[BEGIN Data section]
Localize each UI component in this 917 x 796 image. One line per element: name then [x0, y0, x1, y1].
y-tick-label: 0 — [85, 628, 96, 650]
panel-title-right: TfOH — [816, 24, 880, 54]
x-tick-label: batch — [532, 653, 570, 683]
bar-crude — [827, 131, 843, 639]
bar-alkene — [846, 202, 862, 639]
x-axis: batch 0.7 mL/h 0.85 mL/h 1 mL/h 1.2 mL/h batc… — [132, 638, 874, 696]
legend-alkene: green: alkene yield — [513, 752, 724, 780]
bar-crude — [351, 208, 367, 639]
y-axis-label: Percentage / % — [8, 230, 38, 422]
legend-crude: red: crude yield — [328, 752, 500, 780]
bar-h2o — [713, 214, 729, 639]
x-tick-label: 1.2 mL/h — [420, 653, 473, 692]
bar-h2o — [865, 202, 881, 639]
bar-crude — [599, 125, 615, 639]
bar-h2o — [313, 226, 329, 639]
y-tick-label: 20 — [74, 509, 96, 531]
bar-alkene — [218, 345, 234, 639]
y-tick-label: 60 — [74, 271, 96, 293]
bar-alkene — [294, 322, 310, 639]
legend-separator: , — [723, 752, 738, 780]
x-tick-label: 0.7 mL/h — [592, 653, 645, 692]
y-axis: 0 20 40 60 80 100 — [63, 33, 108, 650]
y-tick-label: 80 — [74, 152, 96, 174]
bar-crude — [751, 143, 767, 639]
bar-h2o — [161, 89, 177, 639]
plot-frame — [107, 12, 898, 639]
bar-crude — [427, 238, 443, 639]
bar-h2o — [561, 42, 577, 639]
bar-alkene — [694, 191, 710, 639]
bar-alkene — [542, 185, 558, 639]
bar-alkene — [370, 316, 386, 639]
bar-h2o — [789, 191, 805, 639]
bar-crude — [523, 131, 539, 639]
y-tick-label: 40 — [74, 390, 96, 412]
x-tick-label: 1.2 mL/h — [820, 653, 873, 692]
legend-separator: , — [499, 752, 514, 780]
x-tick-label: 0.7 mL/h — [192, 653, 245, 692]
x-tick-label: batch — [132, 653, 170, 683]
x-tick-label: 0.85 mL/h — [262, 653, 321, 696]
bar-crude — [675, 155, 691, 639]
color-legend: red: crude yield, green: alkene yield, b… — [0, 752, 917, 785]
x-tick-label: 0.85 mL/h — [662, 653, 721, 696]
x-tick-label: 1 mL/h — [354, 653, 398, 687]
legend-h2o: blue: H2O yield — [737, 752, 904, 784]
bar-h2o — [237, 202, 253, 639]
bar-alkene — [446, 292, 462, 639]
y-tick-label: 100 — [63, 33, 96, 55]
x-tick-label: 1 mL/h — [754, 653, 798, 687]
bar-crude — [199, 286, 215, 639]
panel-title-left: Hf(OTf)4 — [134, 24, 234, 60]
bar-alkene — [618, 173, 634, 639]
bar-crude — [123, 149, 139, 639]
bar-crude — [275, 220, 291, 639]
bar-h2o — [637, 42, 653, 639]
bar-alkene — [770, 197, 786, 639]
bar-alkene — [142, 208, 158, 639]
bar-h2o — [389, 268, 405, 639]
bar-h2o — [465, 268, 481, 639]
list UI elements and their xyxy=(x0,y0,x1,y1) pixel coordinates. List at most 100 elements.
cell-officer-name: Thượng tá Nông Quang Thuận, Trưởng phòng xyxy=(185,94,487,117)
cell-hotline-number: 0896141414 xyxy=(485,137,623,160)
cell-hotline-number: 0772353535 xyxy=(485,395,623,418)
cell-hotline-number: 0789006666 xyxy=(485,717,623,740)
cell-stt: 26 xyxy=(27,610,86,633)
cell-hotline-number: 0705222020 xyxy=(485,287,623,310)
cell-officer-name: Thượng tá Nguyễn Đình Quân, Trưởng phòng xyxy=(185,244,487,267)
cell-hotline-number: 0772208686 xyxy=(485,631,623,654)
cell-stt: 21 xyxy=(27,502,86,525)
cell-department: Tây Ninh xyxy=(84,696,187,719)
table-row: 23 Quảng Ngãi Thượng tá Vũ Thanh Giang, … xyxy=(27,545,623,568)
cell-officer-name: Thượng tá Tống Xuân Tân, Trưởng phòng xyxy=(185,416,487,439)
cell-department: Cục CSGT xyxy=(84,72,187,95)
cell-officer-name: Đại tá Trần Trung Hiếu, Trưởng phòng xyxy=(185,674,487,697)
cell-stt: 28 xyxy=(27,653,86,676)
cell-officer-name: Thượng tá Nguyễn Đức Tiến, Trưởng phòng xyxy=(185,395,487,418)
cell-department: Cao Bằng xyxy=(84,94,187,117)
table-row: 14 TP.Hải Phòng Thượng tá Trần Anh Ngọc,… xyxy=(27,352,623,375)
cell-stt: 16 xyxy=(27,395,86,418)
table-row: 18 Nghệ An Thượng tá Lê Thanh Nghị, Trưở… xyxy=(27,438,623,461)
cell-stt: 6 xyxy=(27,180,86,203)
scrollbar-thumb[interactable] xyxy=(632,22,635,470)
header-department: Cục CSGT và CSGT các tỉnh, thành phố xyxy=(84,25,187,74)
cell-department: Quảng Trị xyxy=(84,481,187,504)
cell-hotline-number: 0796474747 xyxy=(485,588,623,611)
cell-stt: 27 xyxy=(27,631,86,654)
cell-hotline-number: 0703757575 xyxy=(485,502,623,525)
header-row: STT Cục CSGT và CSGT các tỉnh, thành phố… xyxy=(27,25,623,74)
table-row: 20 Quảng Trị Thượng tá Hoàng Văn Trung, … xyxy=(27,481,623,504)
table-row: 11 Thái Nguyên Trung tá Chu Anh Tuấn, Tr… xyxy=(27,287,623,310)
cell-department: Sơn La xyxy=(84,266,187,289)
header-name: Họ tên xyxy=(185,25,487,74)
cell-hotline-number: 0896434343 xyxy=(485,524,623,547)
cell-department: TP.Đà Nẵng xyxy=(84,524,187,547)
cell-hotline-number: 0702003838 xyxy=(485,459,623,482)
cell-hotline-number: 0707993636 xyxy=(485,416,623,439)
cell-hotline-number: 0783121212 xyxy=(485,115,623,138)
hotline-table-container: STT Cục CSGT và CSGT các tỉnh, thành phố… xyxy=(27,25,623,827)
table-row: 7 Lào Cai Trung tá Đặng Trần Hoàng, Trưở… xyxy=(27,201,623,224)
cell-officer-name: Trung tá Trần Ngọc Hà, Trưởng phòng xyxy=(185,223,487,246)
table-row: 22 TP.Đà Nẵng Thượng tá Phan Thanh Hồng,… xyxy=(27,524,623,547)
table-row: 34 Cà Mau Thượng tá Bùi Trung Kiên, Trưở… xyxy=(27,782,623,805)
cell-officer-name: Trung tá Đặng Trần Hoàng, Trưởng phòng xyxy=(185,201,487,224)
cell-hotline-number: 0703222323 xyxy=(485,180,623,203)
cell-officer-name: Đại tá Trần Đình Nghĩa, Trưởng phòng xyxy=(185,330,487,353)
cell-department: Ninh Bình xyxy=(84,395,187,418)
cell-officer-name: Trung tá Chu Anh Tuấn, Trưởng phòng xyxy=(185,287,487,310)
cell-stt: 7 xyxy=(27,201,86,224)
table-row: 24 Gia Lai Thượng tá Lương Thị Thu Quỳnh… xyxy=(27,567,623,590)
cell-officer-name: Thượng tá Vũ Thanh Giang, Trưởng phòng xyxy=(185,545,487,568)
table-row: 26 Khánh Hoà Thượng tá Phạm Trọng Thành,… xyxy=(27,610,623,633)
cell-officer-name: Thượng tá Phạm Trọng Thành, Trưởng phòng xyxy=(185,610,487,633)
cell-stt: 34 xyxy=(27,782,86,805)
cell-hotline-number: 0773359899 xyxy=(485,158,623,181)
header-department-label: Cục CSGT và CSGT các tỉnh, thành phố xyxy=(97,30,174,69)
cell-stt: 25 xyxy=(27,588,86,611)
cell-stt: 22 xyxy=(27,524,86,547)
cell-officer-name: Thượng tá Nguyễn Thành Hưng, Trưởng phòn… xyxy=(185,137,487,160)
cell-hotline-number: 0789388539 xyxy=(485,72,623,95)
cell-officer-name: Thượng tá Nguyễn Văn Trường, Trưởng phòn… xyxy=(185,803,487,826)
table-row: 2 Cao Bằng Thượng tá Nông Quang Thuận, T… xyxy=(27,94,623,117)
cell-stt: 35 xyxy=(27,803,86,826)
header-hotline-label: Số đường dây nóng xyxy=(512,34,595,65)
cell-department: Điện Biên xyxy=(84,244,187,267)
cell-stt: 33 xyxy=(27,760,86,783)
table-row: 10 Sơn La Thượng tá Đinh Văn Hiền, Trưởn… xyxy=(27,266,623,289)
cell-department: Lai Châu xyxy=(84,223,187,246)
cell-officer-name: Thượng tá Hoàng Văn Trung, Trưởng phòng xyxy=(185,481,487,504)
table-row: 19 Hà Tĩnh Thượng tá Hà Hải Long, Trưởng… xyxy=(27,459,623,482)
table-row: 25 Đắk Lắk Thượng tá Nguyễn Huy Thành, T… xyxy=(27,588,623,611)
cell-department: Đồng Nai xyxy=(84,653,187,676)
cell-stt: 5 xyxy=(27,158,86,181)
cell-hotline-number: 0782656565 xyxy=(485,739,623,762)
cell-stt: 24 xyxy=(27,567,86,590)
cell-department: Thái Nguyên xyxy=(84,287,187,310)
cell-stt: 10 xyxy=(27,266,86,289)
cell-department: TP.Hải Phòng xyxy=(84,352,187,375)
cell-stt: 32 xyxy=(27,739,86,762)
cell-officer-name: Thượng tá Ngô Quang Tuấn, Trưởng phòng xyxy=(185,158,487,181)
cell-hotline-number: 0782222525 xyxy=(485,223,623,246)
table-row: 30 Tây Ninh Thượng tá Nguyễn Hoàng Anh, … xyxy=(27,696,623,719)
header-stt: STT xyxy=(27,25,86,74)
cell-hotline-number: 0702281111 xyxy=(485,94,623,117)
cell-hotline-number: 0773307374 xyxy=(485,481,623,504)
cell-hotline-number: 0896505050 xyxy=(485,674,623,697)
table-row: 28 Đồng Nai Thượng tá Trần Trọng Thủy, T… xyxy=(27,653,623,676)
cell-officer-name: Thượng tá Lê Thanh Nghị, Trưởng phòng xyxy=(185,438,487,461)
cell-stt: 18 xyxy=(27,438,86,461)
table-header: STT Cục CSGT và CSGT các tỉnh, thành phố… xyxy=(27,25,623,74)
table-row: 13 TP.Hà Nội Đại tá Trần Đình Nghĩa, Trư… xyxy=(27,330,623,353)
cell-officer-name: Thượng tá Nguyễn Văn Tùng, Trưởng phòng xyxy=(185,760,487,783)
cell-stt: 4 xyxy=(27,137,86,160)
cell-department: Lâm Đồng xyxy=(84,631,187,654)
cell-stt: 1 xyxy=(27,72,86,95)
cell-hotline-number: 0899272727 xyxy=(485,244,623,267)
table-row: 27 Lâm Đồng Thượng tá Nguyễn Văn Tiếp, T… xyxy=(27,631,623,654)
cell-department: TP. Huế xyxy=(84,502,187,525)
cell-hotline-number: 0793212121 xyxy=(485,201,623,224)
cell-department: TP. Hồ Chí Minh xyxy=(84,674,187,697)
[END Data section]
Required work: Reproduce, word for word, the rows from the very first line through the line holding "legend-separator: , — [723, 752, 738, 780]", inclusive.

Answer to this problem:
Localize each UI component in this 917 x 796 image. One line per element: name then [x0, y0, x1, y1].
y-tick-label: 0 — [85, 628, 96, 650]
panel-title-right: TfOH — [816, 24, 880, 54]
x-tick-label: batch — [532, 653, 570, 683]
bar-crude — [827, 131, 843, 639]
bar-alkene — [846, 202, 862, 639]
x-axis: batch 0.7 mL/h 0.85 mL/h 1 mL/h 1.2 mL/h batc… — [132, 638, 874, 696]
legend-alkene: green: alkene yield — [513, 752, 724, 780]
bar-crude — [351, 208, 367, 639]
y-axis-label: Percentage / % — [8, 230, 38, 422]
legend-crude: red: crude yield — [328, 752, 500, 780]
bar-h2o — [713, 214, 729, 639]
x-tick-label: 1.2 mL/h — [420, 653, 473, 692]
bar-h2o — [865, 202, 881, 639]
bar-crude — [599, 125, 615, 639]
bar-h2o — [313, 226, 329, 639]
y-tick-label: 20 — [74, 509, 96, 531]
bar-alkene — [218, 345, 234, 639]
y-tick-label: 60 — [74, 271, 96, 293]
bar-alkene — [294, 322, 310, 639]
legend-separator: , — [723, 752, 738, 780]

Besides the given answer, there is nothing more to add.